START Document section

Cannabis stocks - ACB, TCNNF

Healthcare/Biotech stocks - VCYT, ALDX, NVO, BAX, INGN, INSP, OFIX, SGRY, SUPN, TGTX, TMDX, TWST, ACLX, AMPH, CLPT, FOLD, LLY, NTRA, OFIX

Gold and Silver Mining stocks - IAG

Tech stocks - AZPN, CRCT, VMEO, VSAT, BLND, AKAM, HEAR, TTD

Fintech stocks - PAYO, SHOP, FOUR, WAY, EXFY, PAY

Cybersecurity stocks - YOU, FTNT, SWI, CYBR

Industrials stocks - AXON, CAT, SWIM, ACM, CMPO, RKLB, XMTR

Oil and Gas stocks - INDO, AMPY, CLNE

Financials stocks - TRUP, HRTG, SUPV

Basic Materials stocks - RYAM

Consumer Defensive stocks - KVUE, LRN, SPB, STKL

Consumer Cyclical stocks - SG, SN, CART, COOK, CPNG, MELI, PLNT, PTLO, RVLV, UA, ACVA, BOOT, CARG, CAVA, EXPE, FNKO, YETI, HBI, XPEL

Communication Services stocks - ANGI, GENI, Z

Real Estate stocks - AHR, RMAX

(Note: Stocks in bold broke out on 2x average weekly volume or higher for the week)

Stage 2 Breakout Pullbacks

The correction has created the opportunity to buy pullbacks in most Stage 2 breakouts that have occurred over the last couple months. Many breakouts have failed, but some stocks are sitting at key moving averages where a stop can be put in place right below the entry for a favorable risk/reward trade. With the S&P 500 potentially a tailwind now for at least a few weeks some of these stocks could have big moves higher in a short period of time.

Remember in June and July there were some Stage 2 breakout pullbacks that had huge gains as the market was healthy for a few weeks and supported stocks moving higher. Now that the S&P 500 has had its biggest correction of 2024 there's potential for more big moves over a short period of time.

Artificial Intelligence stocks - PSTG, PEGA

Cybersecurity stocks - FFIV

Healthcare/Biotech stocks - LNTH, QURE

Gold and Silver Mining stocks - HMY, AGI

Autos stocks - EVGO

Basic Materials stocks - AVTR

Chinese stocks - QFIN, MOMO

Solar stocks - FSLR

Sector Trades

All three of these sector ETFs have a similar chart pattern where they broke down through support during this past week's panic but closed strongly for the week. This is a failed breakdown pattern where buying pressure comes in right after the breakdown and pushes price back up failing the breakdown. Failed breakdowns are covered in the Terminology document and this pattern can lead to big moves higher because weak hands are finally flushed out of the market. This allows buying pressure to continue to push price higher when the sellers are finally out.

END Document section

• **Short exercise**: Reproduce the passage of the stock breakout commentary word for word, starting with "Remember in June" and going on through "over a short period of time.".

START Data extract

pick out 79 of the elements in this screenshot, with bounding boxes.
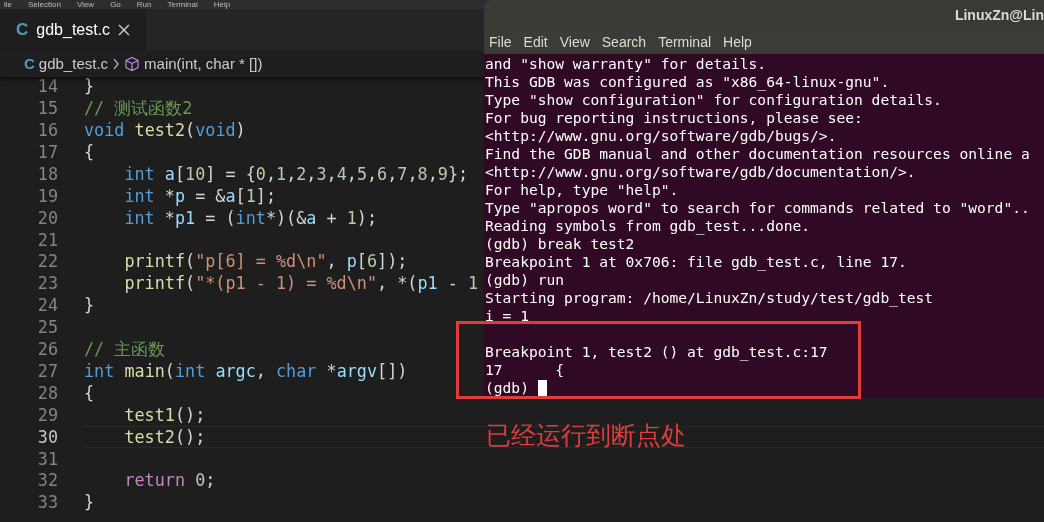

END Data extract

• **Result for this exercise**:
Remember in June and July there were some Stage 2 breakout pullbacks that had huge gains as the market was healthy for a few weeks and supported stocks moving higher. Now that the S&P 500 has had its biggest correction of 2024 there's potential for more big moves over a short period of time.